**YOUR GOAL:** Identify each line below containing the string "title" and copy it.

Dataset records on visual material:
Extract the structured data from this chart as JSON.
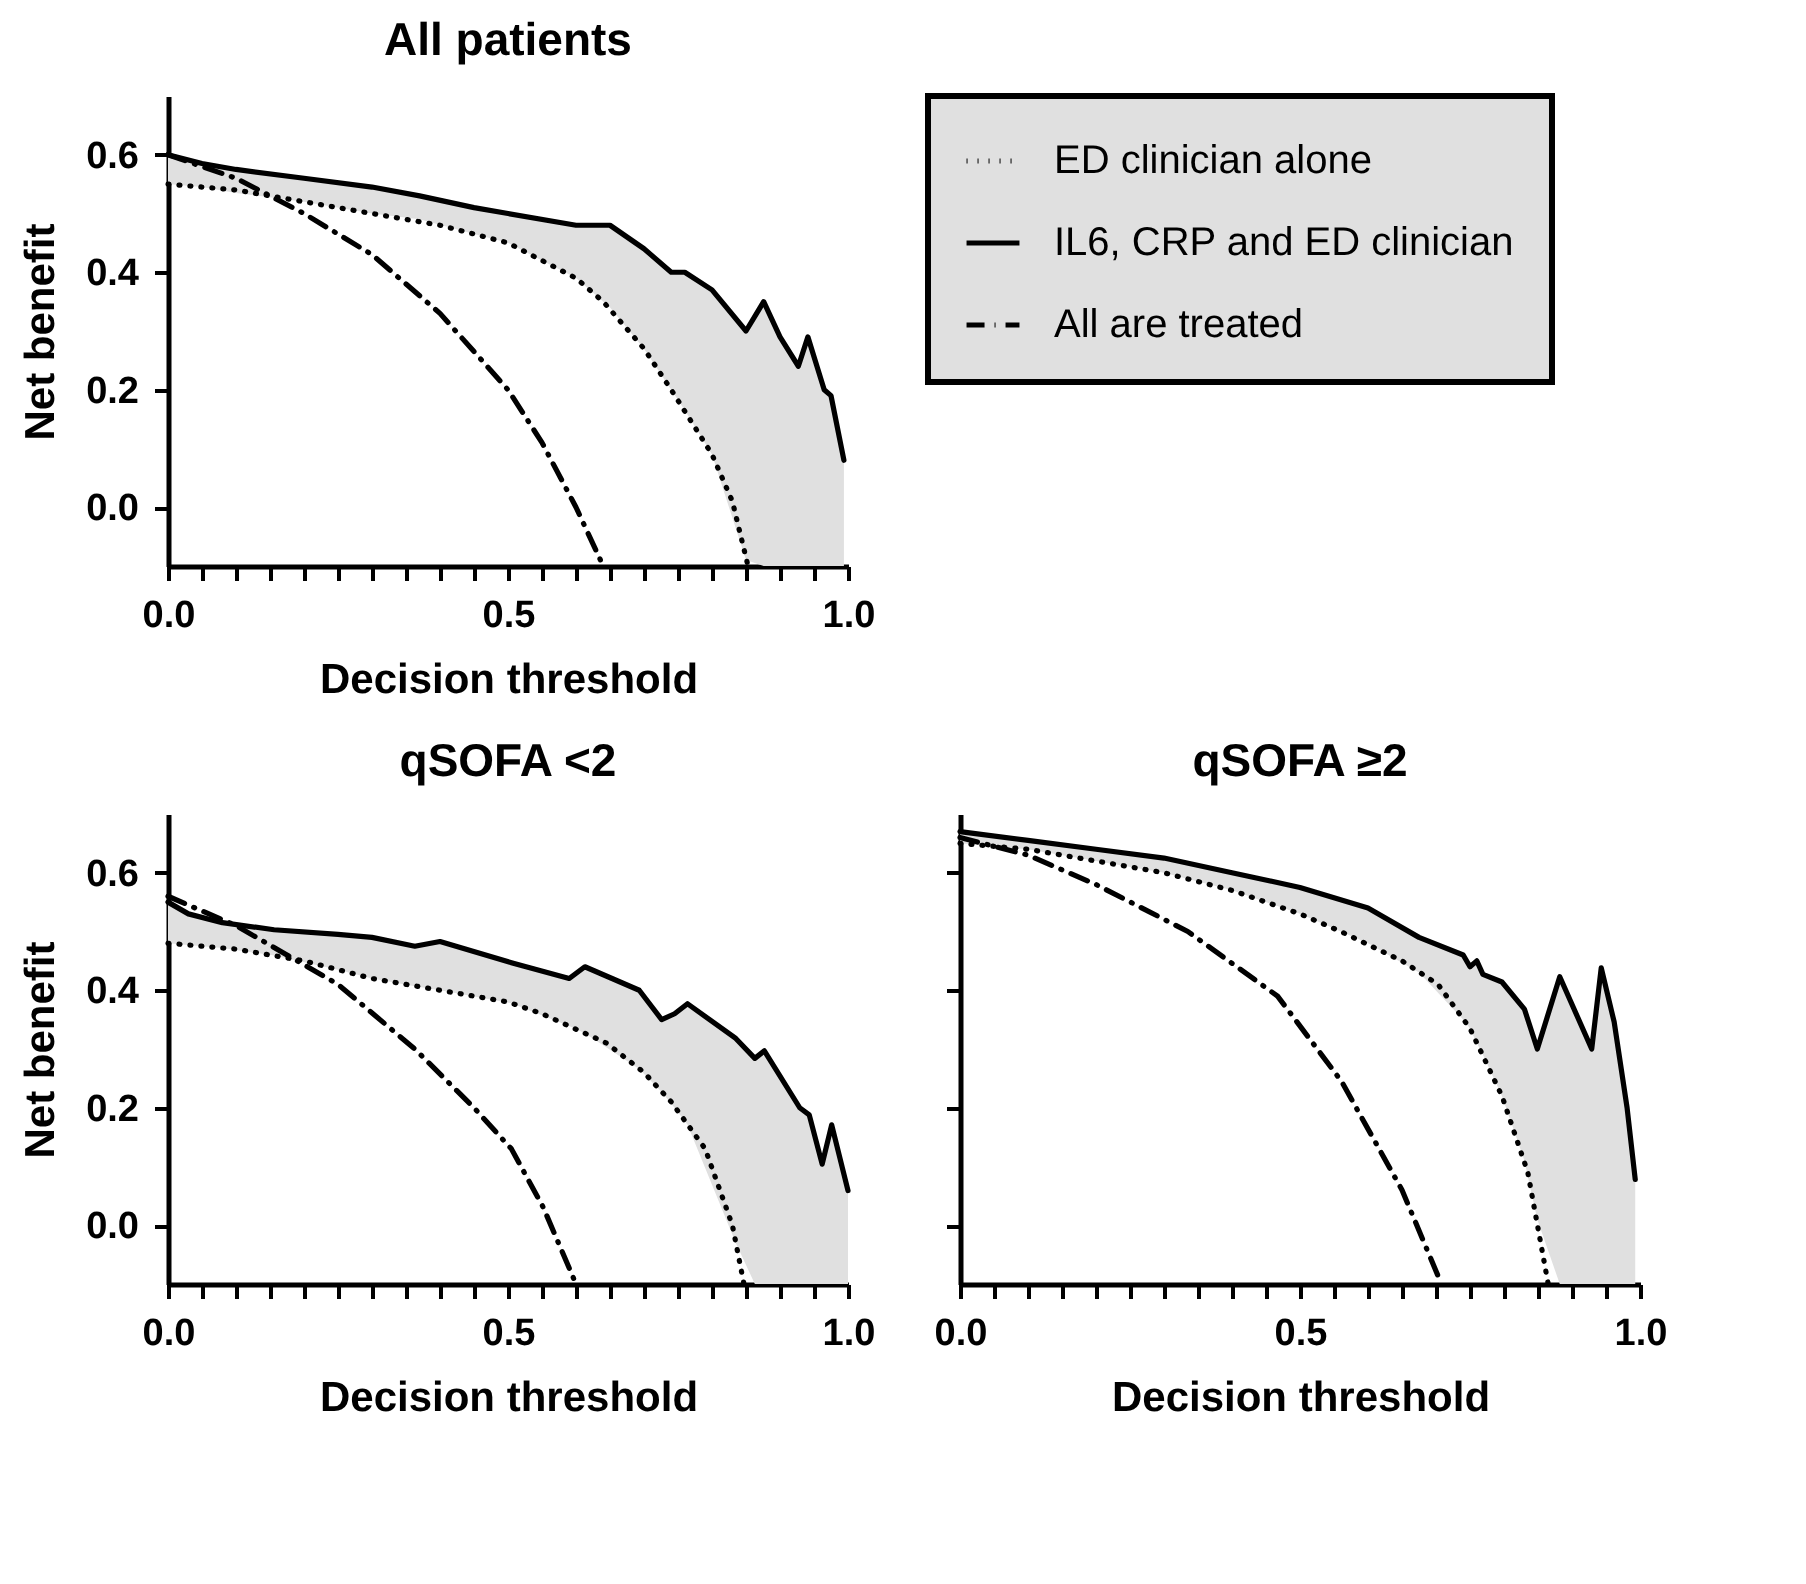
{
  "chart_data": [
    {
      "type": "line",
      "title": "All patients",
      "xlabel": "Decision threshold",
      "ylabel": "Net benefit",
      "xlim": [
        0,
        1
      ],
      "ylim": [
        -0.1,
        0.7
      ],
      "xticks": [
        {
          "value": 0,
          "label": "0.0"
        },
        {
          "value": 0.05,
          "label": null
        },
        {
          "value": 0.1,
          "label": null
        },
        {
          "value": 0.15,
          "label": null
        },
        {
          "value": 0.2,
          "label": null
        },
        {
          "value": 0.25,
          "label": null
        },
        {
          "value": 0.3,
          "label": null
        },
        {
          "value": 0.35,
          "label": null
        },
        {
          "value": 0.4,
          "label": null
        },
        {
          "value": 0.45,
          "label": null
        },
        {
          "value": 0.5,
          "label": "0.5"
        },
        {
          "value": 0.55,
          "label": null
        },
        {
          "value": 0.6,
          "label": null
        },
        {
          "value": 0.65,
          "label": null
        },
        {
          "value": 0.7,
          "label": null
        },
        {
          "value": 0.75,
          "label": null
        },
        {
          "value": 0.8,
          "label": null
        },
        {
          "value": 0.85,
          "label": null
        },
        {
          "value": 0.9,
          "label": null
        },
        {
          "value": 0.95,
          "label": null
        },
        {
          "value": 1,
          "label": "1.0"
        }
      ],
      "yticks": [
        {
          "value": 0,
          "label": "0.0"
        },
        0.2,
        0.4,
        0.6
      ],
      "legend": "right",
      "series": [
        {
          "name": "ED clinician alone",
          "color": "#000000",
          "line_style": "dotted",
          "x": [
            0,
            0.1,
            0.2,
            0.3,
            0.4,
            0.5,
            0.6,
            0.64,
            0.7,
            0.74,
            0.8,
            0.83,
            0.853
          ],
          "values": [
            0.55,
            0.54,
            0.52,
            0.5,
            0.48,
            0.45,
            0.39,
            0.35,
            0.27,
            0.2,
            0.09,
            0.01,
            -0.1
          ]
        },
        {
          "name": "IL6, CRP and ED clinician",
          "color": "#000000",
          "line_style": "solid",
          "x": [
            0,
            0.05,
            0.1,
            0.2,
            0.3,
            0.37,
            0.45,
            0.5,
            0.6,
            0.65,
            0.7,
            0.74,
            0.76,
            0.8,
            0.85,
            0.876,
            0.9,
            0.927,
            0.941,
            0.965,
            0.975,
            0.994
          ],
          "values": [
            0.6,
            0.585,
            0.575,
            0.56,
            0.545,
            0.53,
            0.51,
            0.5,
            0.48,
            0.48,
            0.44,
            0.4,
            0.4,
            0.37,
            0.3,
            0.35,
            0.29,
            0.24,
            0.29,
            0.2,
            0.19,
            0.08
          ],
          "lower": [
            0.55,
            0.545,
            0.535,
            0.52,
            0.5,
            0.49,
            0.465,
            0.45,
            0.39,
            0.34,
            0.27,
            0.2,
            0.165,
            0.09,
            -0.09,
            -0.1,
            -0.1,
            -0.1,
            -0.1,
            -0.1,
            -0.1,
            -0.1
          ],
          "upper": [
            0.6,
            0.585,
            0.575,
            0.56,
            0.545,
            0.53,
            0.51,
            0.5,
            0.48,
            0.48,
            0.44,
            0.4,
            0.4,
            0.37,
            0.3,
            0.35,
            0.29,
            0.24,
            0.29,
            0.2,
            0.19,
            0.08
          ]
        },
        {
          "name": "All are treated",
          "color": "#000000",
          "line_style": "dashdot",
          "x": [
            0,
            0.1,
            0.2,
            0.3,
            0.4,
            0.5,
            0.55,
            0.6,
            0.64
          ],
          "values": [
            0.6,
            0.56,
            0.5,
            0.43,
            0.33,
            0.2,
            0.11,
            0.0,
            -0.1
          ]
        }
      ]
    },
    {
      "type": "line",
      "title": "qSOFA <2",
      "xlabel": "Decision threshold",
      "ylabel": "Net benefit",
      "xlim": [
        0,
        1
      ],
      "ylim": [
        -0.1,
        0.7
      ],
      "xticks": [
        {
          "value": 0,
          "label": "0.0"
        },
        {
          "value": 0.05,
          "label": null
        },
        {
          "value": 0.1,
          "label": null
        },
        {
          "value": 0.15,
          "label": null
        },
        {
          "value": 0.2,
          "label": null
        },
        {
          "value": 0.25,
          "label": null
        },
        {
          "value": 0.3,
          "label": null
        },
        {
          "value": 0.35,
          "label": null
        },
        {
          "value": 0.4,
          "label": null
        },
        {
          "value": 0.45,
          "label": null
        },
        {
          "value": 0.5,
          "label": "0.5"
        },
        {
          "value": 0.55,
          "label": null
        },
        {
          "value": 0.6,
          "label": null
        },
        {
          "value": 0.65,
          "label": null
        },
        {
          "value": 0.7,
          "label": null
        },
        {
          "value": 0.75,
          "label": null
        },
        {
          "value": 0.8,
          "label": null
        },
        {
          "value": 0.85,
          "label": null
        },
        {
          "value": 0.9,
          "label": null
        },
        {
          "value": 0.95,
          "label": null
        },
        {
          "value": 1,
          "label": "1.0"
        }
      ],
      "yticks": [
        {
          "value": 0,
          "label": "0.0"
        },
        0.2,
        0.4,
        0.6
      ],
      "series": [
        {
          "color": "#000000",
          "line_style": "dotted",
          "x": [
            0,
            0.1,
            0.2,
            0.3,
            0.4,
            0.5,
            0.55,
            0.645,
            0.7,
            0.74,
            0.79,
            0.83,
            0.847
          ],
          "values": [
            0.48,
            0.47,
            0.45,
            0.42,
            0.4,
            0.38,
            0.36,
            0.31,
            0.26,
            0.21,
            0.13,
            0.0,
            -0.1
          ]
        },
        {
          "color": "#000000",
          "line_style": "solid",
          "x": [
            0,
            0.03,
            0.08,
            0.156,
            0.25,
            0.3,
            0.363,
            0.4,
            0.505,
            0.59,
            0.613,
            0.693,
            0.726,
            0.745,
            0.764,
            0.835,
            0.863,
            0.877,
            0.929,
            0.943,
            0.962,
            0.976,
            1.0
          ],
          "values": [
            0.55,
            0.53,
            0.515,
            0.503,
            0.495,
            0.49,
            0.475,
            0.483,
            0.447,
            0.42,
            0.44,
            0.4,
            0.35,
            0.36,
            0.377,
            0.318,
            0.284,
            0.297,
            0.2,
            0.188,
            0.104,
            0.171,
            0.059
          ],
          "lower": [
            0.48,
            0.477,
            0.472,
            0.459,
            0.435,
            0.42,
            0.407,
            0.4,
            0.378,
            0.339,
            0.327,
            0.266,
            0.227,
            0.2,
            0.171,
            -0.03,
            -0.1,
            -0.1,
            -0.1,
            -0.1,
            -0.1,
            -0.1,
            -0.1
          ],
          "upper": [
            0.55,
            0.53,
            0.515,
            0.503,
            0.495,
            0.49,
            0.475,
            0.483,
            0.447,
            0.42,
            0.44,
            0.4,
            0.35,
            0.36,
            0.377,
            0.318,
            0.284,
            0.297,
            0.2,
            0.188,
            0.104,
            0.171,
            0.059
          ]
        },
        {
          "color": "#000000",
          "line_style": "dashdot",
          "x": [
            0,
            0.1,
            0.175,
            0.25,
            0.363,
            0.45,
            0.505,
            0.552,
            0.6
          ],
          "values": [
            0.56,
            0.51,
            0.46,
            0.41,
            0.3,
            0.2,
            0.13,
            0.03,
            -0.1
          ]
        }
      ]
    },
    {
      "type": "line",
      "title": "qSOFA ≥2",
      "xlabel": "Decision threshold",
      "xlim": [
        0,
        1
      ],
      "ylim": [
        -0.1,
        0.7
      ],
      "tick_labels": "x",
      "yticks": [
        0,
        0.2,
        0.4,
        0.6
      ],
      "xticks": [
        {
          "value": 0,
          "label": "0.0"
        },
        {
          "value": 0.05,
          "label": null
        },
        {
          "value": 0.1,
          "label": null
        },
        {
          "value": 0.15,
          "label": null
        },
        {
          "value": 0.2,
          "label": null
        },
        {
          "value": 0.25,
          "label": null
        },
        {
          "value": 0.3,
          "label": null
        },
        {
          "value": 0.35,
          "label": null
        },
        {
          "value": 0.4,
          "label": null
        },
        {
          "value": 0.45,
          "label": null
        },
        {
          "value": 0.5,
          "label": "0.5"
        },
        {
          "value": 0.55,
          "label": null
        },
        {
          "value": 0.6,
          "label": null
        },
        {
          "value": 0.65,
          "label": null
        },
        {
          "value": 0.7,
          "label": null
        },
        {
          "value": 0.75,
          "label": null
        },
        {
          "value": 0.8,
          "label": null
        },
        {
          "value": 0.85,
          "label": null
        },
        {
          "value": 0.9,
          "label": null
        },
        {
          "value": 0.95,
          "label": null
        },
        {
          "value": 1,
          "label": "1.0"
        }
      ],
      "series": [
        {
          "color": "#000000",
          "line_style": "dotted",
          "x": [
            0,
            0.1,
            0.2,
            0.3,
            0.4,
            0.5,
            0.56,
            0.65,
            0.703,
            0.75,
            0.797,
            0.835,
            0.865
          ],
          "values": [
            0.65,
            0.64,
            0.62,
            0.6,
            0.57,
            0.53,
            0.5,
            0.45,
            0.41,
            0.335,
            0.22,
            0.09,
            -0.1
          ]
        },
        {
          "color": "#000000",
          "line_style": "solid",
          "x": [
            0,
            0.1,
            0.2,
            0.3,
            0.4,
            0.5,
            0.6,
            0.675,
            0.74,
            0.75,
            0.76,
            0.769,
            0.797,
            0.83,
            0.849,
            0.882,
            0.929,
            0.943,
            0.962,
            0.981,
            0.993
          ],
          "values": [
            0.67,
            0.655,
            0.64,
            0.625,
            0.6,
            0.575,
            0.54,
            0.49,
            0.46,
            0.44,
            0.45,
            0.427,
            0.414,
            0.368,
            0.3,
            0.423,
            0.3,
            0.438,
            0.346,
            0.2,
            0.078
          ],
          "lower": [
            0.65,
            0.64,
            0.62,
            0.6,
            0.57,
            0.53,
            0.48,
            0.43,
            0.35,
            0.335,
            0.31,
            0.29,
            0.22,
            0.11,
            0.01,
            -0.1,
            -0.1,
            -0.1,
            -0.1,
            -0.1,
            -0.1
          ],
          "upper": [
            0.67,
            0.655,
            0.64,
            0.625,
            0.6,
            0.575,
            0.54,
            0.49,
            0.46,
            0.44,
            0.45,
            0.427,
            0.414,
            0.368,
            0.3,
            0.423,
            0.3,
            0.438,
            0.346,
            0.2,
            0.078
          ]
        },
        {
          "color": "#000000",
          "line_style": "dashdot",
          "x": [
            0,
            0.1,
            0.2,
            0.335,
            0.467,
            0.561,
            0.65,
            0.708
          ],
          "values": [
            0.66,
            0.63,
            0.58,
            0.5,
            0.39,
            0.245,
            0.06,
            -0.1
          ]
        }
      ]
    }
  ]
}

**WRITTEN ANSWER:**
      "title": "All patients",
      "title": "qSOFA <2",
      "title": "qSOFA ≥2",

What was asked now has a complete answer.